** start Extracted records **

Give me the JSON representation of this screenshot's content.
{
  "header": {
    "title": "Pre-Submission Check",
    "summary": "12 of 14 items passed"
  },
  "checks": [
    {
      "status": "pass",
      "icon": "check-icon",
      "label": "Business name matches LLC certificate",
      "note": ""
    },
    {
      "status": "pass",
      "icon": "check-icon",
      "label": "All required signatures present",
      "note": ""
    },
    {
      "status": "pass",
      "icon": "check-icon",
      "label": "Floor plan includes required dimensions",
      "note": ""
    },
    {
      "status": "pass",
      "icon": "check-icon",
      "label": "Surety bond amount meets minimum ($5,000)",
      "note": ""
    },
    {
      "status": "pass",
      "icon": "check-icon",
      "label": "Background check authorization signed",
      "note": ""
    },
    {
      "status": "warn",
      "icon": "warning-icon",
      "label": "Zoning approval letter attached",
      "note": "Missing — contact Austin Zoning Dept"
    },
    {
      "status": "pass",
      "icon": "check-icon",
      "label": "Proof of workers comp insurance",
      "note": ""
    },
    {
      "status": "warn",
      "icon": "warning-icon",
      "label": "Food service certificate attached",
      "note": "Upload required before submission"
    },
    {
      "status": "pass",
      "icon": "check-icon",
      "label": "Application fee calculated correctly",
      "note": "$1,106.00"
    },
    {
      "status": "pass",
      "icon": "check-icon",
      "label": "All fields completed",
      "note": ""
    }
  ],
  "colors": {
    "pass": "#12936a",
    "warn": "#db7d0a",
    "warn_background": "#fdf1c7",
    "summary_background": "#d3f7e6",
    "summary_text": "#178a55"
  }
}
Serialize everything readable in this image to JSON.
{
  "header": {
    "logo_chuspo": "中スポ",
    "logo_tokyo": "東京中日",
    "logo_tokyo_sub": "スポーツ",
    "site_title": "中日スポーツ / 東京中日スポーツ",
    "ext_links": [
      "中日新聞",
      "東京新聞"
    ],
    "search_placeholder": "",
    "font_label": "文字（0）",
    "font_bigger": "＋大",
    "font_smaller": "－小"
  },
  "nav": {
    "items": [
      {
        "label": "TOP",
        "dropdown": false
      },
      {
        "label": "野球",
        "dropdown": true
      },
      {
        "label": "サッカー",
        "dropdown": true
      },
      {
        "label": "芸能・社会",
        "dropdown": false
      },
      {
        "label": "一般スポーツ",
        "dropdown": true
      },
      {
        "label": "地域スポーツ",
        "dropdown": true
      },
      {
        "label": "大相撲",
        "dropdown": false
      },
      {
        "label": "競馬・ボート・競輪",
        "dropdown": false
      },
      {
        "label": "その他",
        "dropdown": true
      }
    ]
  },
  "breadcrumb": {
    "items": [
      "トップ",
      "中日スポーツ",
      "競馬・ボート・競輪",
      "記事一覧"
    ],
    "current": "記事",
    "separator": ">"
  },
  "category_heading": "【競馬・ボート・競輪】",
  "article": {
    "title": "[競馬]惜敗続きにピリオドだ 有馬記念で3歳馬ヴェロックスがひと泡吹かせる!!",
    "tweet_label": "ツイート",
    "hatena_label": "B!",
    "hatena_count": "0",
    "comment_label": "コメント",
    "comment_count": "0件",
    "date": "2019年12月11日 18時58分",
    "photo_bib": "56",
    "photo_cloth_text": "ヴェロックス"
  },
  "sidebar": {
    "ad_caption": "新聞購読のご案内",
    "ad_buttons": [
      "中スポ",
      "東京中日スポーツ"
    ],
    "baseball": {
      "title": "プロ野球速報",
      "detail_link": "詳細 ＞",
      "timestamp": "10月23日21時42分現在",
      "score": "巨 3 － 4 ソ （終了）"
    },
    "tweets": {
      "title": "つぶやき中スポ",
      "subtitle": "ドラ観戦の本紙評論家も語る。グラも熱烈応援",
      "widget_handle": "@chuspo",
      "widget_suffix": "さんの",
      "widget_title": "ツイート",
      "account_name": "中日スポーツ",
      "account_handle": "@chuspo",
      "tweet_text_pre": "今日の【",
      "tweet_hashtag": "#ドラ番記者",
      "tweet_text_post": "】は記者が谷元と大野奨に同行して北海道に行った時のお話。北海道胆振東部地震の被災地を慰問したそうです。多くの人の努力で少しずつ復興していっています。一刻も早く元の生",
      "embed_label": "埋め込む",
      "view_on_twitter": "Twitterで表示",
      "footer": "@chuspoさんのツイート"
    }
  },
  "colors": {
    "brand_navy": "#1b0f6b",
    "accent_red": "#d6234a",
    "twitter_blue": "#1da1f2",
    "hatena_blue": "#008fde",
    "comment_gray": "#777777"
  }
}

** end Extracted records **

### [Aim of the task]
Extract each entry in full and write it down exactly.

### [Complete output]
Give me the JSON representation of this screenshot's content.
{
  "header": {
    "title": "Pre-Submission Check",
    "summary": "12 of 14 items passed"
  },
  "checks": [
    {
      "status": "pass",
      "icon": "check-icon",
      "label": "Business name matches LLC certificate",
      "note": ""
    },
    {
      "status": "pass",
      "icon": "check-icon",
      "label": "All required signatures present",
      "note": ""
    },
    {
      "status": "pass",
      "icon": "check-icon",
      "label": "Floor plan includes required dimensions",
      "note": ""
    },
    {
      "status": "pass",
      "icon": "check-icon",
      "label": "Surety bond amount meets minimum ($5,000)",
      "note": ""
    },
    {
      "status": "pass",
      "icon": "check-icon",
      "label": "Background check authorization signed",
      "note": ""
    },
    {
      "status": "warn",
      "icon": "warning-icon",
      "label": "Zoning approval letter attached",
      "note": "Missing — contact Austin Zoning Dept"
    },
    {
      "status": "pass",
      "icon": "check-icon",
      "label": "Proof of workers comp insurance",
      "note": ""
    },
    {
      "status": "warn",
      "icon": "warning-icon",
      "label": "Food service certificate attached",
      "note": "Upload required before submission"
    },
    {
      "status": "pass",
      "icon": "check-icon",
      "label": "Application fee calculated correctly",
      "note": "$1,106.00"
    },
    {
      "status": "pass",
      "icon": "check-icon",
      "label": "All fields completed",
      "note": ""
    }
  ],
  "colors": {
    "pass": "#12936a",
    "warn": "#db7d0a",
    "warn_background": "#fdf1c7",
    "summary_background": "#d3f7e6",
    "summary_text": "#178a55"
  }
}
Serialize everything readable in this image to JSON.
{
  "header": {
    "logo_chuspo": "中スポ",
    "logo_tokyo": "東京中日",
    "logo_tokyo_sub": "スポーツ",
    "site_title": "中日スポーツ / 東京中日スポーツ",
    "ext_links": [
      "中日新聞",
      "東京新聞"
    ],
    "search_placeholder": "",
    "font_label": "文字（0）",
    "font_bigger": "＋大",
    "font_smaller": "－小"
  },
  "nav": {
    "items": [
      {
        "label": "TOP",
        "dropdown": false
      },
      {
        "label": "野球",
        "dropdown": true
      },
      {
        "label": "サッカー",
        "dropdown": true
      },
      {
        "label": "芸能・社会",
        "dropdown": false
      },
      {
        "label": "一般スポーツ",
        "dropdown": true
      },
      {
        "label": "地域スポーツ",
        "dropdown": true
      },
      {
        "label": "大相撲",
        "dropdown": false
      },
      {
        "label": "競馬・ボート・競輪",
        "dropdown": false
      },
      {
        "label": "その他",
        "dropdown": true
      }
    ]
  },
  "breadcrumb": {
    "items": [
      "トップ",
      "中日スポーツ",
      "競馬・ボート・競輪",
      "記事一覧"
    ],
    "current": "記事",
    "separator": ">"
  },
  "category_heading": "【競馬・ボート・競輪】",
  "article": {
    "title": "[競馬]惜敗続きにピリオドだ 有馬記念で3歳馬ヴェロックスがひと泡吹かせる!!",
    "tweet_label": "ツイート",
    "hatena_label": "B!",
    "hatena_count": "0",
    "comment_label": "コメント",
    "comment_count": "0件",
    "date": "2019年12月11日 18時58分",
    "photo_bib": "56",
    "photo_cloth_text": "ヴェロックス"
  },
  "sidebar": {
    "ad_caption": "新聞購読のご案内",
    "ad_buttons": [
      "中スポ",
      "東京中日スポーツ"
    ],
    "baseball": {
      "title": "プロ野球速報",
      "detail_link": "詳細 ＞",
      "timestamp": "10月23日21時42分現在",
      "score": "巨 3 － 4 ソ （終了）"
    },
    "tweets": {
      "title": "つぶやき中スポ",
      "subtitle": "ドラ観戦の本紙評論家も語る。グラも熱烈応援",
      "widget_handle": "@chuspo",
      "widget_suffix": "さんの",
      "widget_title": "ツイート",
      "account_name": "中日スポーツ",
      "account_handle": "@chuspo",
      "tweet_text_pre": "今日の【",
      "tweet_hashtag": "#ドラ番記者",
      "tweet_text_post": "】は記者が谷元と大野奨に同行して北海道に行った時のお話。北海道胆振東部地震の被災地を慰問したそうです。多くの人の努力で少しずつ復興していっています。一刻も早く元の生",
      "embed_label": "埋め込む",
      "view_on_twitter": "Twitterで表示",
      "footer": "@chuspoさんのツイート"
    }
  },
  "colors": {
    "brand_navy": "#1b0f6b",
    "accent_red": "#d6234a",
    "twitter_blue": "#1da1f2",
    "hatena_blue": "#008fde",
    "comment_gray": "#777777"
  }
}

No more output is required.